• Task objective: Output the entries below exactly as written, omitting pictures.

• Given data:
>>>>>

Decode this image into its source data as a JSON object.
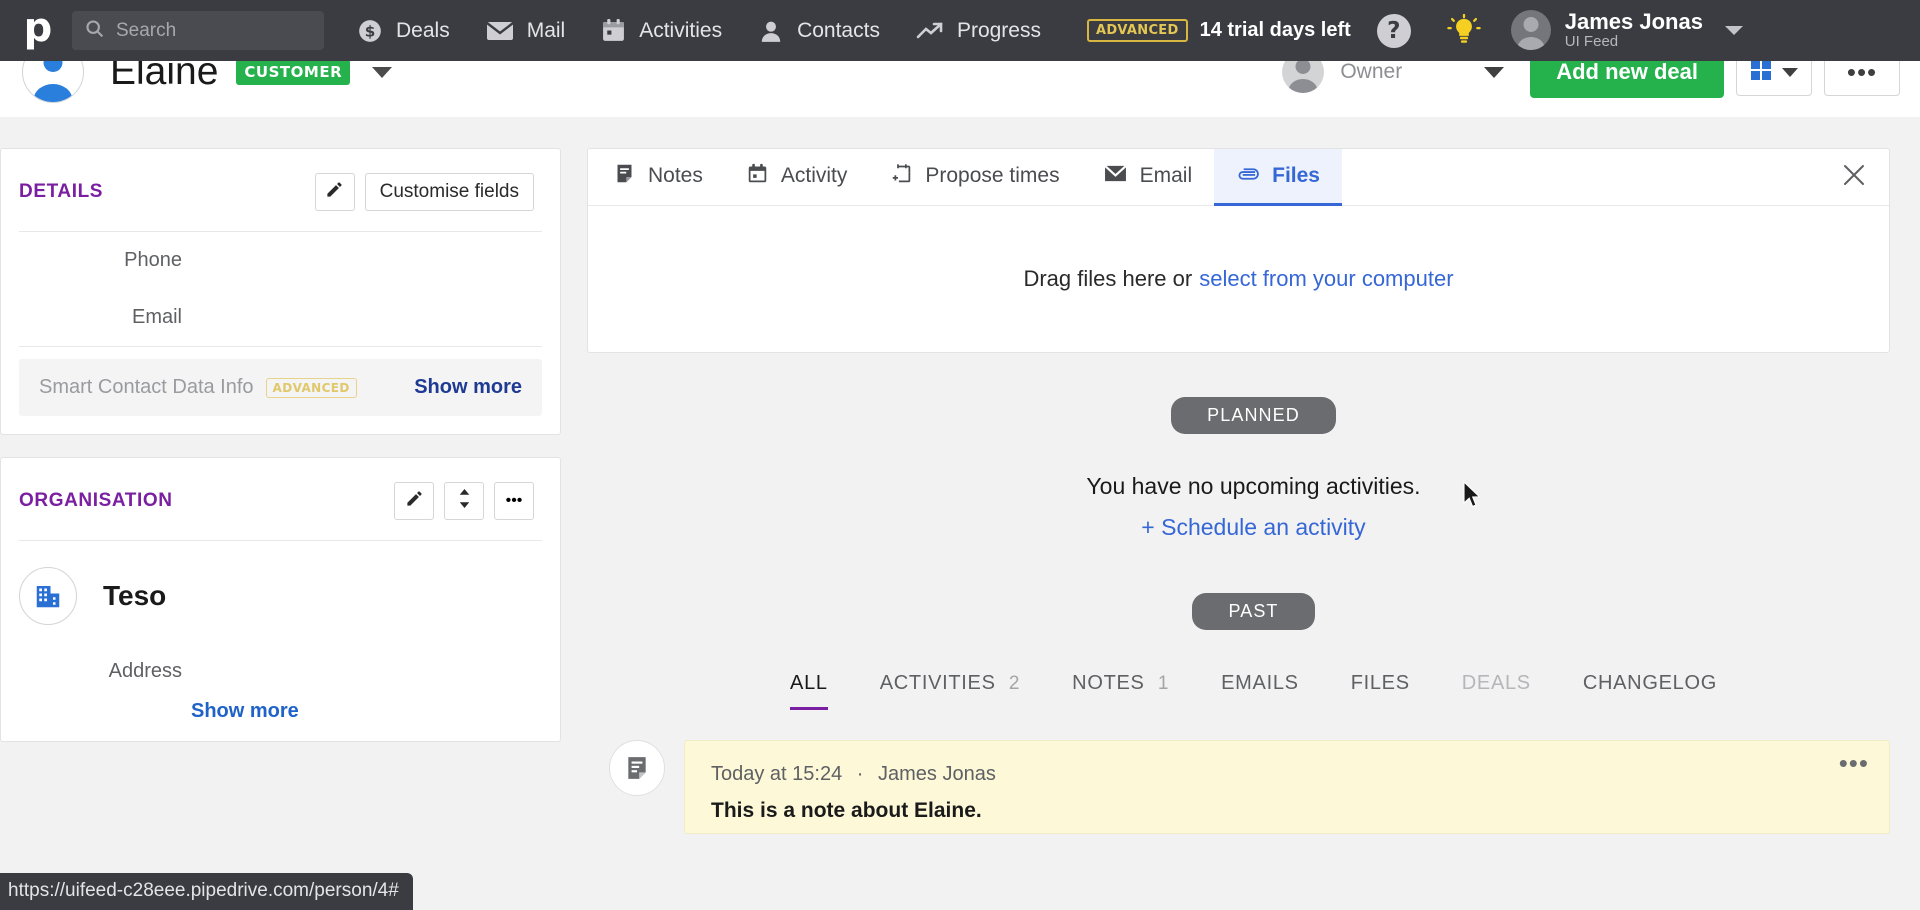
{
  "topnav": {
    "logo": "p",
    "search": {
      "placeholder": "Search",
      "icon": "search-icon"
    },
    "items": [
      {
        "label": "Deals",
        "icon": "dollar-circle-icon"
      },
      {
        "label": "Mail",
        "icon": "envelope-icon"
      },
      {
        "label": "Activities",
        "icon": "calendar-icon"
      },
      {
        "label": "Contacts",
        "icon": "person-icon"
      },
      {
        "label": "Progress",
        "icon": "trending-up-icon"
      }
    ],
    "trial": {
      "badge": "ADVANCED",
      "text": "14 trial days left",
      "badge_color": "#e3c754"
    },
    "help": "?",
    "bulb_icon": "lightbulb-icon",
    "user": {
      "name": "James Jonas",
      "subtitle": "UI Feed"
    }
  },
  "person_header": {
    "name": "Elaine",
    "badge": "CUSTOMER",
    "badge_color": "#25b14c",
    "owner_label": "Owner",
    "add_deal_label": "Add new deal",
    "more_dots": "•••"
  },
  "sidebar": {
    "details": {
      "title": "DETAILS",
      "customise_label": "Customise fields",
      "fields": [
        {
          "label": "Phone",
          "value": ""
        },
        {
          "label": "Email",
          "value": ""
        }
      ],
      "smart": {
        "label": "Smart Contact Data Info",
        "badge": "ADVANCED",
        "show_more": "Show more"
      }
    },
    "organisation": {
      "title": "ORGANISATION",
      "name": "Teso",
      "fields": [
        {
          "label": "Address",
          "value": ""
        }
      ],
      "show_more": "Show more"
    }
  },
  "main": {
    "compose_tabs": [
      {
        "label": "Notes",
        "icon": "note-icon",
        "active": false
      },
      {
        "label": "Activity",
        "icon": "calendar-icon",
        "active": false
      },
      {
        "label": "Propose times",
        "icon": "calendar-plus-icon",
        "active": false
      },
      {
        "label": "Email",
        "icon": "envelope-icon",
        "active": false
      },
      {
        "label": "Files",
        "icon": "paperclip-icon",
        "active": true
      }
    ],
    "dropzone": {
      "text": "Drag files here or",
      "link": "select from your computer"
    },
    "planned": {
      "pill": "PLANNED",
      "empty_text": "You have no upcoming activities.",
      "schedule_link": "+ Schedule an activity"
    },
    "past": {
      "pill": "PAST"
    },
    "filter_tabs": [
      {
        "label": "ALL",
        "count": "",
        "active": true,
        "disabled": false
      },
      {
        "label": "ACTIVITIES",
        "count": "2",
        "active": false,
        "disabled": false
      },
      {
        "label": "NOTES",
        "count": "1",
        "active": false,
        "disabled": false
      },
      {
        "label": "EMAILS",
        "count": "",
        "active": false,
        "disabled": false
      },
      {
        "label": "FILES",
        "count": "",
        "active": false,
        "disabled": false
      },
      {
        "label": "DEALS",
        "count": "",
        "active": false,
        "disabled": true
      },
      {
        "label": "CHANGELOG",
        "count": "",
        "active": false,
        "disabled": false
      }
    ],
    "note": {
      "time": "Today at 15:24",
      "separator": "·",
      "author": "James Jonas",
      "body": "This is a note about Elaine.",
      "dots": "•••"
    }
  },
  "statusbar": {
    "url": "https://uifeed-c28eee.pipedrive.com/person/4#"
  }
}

<<<<<

• Worked solution:
Decode this image into its source data as a JSON object.
{
  "topnav": {
    "logo": "p",
    "search": {
      "placeholder": "Search",
      "icon": "search-icon"
    },
    "items": [
      {
        "label": "Deals",
        "icon": "dollar-circle-icon"
      },
      {
        "label": "Mail",
        "icon": "envelope-icon"
      },
      {
        "label": "Activities",
        "icon": "calendar-icon"
      },
      {
        "label": "Contacts",
        "icon": "person-icon"
      },
      {
        "label": "Progress",
        "icon": "trending-up-icon"
      }
    ],
    "trial": {
      "badge": "ADVANCED",
      "text": "14 trial days left",
      "badge_color": "#e3c754"
    },
    "help": "?",
    "bulb_icon": "lightbulb-icon",
    "user": {
      "name": "James Jonas",
      "subtitle": "UI Feed"
    }
  },
  "person_header": {
    "name": "Elaine",
    "badge": "CUSTOMER",
    "badge_color": "#25b14c",
    "owner_label": "Owner",
    "add_deal_label": "Add new deal",
    "more_dots": "•••"
  },
  "sidebar": {
    "details": {
      "title": "DETAILS",
      "customise_label": "Customise fields",
      "fields": [
        {
          "label": "Phone",
          "value": ""
        },
        {
          "label": "Email",
          "value": ""
        }
      ],
      "smart": {
        "label": "Smart Contact Data Info",
        "badge": "ADVANCED",
        "show_more": "Show more"
      }
    },
    "organisation": {
      "title": "ORGANISATION",
      "name": "Teso",
      "fields": [
        {
          "label": "Address",
          "value": ""
        }
      ],
      "show_more": "Show more"
    }
  },
  "main": {
    "compose_tabs": [
      {
        "label": "Notes",
        "icon": "note-icon",
        "active": false
      },
      {
        "label": "Activity",
        "icon": "calendar-icon",
        "active": false
      },
      {
        "label": "Propose times",
        "icon": "calendar-plus-icon",
        "active": false
      },
      {
        "label": "Email",
        "icon": "envelope-icon",
        "active": false
      },
      {
        "label": "Files",
        "icon": "paperclip-icon",
        "active": true
      }
    ],
    "dropzone": {
      "text": "Drag files here or",
      "link": "select from your computer"
    },
    "planned": {
      "pill": "PLANNED",
      "empty_text": "You have no upcoming activities.",
      "schedule_link": "+ Schedule an activity"
    },
    "past": {
      "pill": "PAST"
    },
    "filter_tabs": [
      {
        "label": "ALL",
        "count": "",
        "active": true,
        "disabled": false
      },
      {
        "label": "ACTIVITIES",
        "count": "2",
        "active": false,
        "disabled": false
      },
      {
        "label": "NOTES",
        "count": "1",
        "active": false,
        "disabled": false
      },
      {
        "label": "EMAILS",
        "count": "",
        "active": false,
        "disabled": false
      },
      {
        "label": "FILES",
        "count": "",
        "active": false,
        "disabled": false
      },
      {
        "label": "DEALS",
        "count": "",
        "active": false,
        "disabled": true
      },
      {
        "label": "CHANGELOG",
        "count": "",
        "active": false,
        "disabled": false
      }
    ],
    "note": {
      "time": "Today at 15:24",
      "separator": "·",
      "author": "James Jonas",
      "body": "This is a note about Elaine.",
      "dots": "•••"
    }
  },
  "statusbar": {
    "url": "https://uifeed-c28eee.pipedrive.com/person/4#"
  }
}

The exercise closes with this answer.